● Aim of the task: Write the data below out exactly as it stands. Do not include the pictures.

● Data extract:

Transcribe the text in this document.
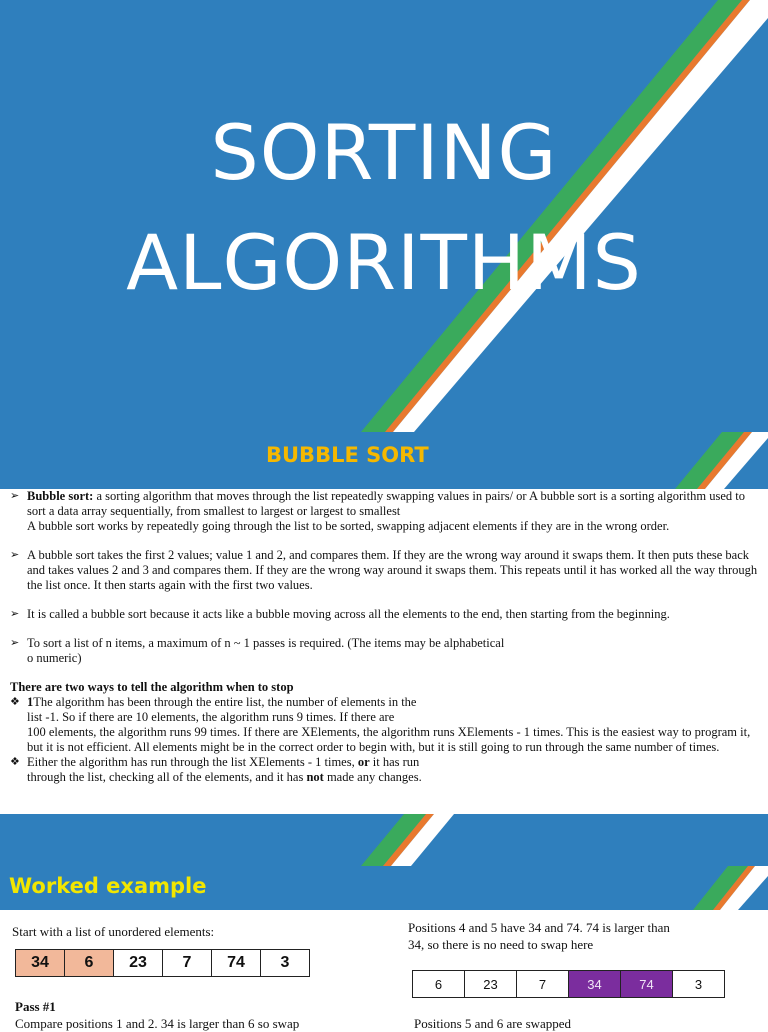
SORTING
ALGORITHMS
BUBBLE SORT
➢ Bubble sort: a sorting algorithm that moves through the list repeatedly swapping values in pairs/ or A bubble sort is a sorting algorithm used to sort a data array sequentially, from smallest to largest or largest to smallest
A bubble sort works by repeatedly going through the list to be sorted, swapping adjacent elements if they are in the wrong order.
➢ A bubble sort takes the first 2 values; value 1 and 2, and compares them. If they are the wrong way around it swaps them. It then puts these back and takes values 2 and 3 and compares them. If they are the wrong way around it swaps them. This repeats until it has worked all the way through the list once. It then starts again with the first two values.
➢ It is called a bubble sort because it acts like a bubble moving across all the elements to the end, then starting from the beginning.
➢ To sort a list of n items, a maximum of n ~ 1 passes is required. (The items may be alphabetical
o numeric)
There are two ways to tell the algorithm when to stop
❖ 1The algorithm has been through the entire list, the number of elements in the
list -1. So if there are 10 elements, the algorithm runs 9 times. If there are
100 elements, the algorithm runs 99 times. If there are XElements, the algorithm runs XElements - 1 times. This is the easiest way to program it, but it is not efficient. All elements might be in the correct order to begin with, but it is still going to run through the same number of times.
❖ Either the algorithm has run through the list XElements - 1 times, or it has run
through the list, checking all of the elements, and it has not made any changes.
Worked example
Start with a list of unordered elements:
34	6	23	7	74	3
Pass #1
Compare positions 1 and 2. 34 is larger than 6 so swap
Positions 4 and 5 have 34 and 74. 74 is larger than
34, so there is no need to swap here
6	23	7	34	74	3
Positions 5 and 6 are swapped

● Answer to this task:
Transcribe the text in this document.
SORTING
ALGORITHMS
BUBBLE SORT
➢ Bubble sort: a sorting algorithm that moves through the list repeatedly swapping values in pairs/ or A bubble sort is a sorting algorithm used to sort a data array sequentially, from smallest to largest or largest to smallest
A bubble sort works by repeatedly going through the list to be sorted, swapping adjacent elements if they are in the wrong order.
➢ A bubble sort takes the first 2 values; value 1 and 2, and compares them. If they are the wrong way around it swaps them. It then puts these back and takes values 2 and 3 and compares them. If they are the wrong way around it swaps them. This repeats until it has worked all the way through the list once. It then starts again with the first two values.
➢ It is called a bubble sort because it acts like a bubble moving across all the elements to the end, then starting from the beginning.
➢ To sort a list of n items, a maximum of n ~ 1 passes is required. (The items may be alphabetical
o numeric)
There are two ways to tell the algorithm when to stop
❖ 1The algorithm has been through the entire list, the number of elements in the
list -1. So if there are 10 elements, the algorithm runs 9 times. If there are
100 elements, the algorithm runs 99 times. If there are XElements, the algorithm runs XElements - 1 times. This is the easiest way to program it, but it is not efficient. All elements might be in the correct order to begin with, but it is still going to run through the same number of times.
❖ Either the algorithm has run through the list XElements - 1 times, or it has run
through the list, checking all of the elements, and it has not made any changes.
Worked example
Start with a list of unordered elements:
34	6	23	7	74	3
Pass #1
Compare positions 1 and 2. 34 is larger than 6 so swap
Positions 4 and 5 have 34 and 74. 74 is larger than
34, so there is no need to swap here
6	23	7	34	74	3
Positions 5 and 6 are swapped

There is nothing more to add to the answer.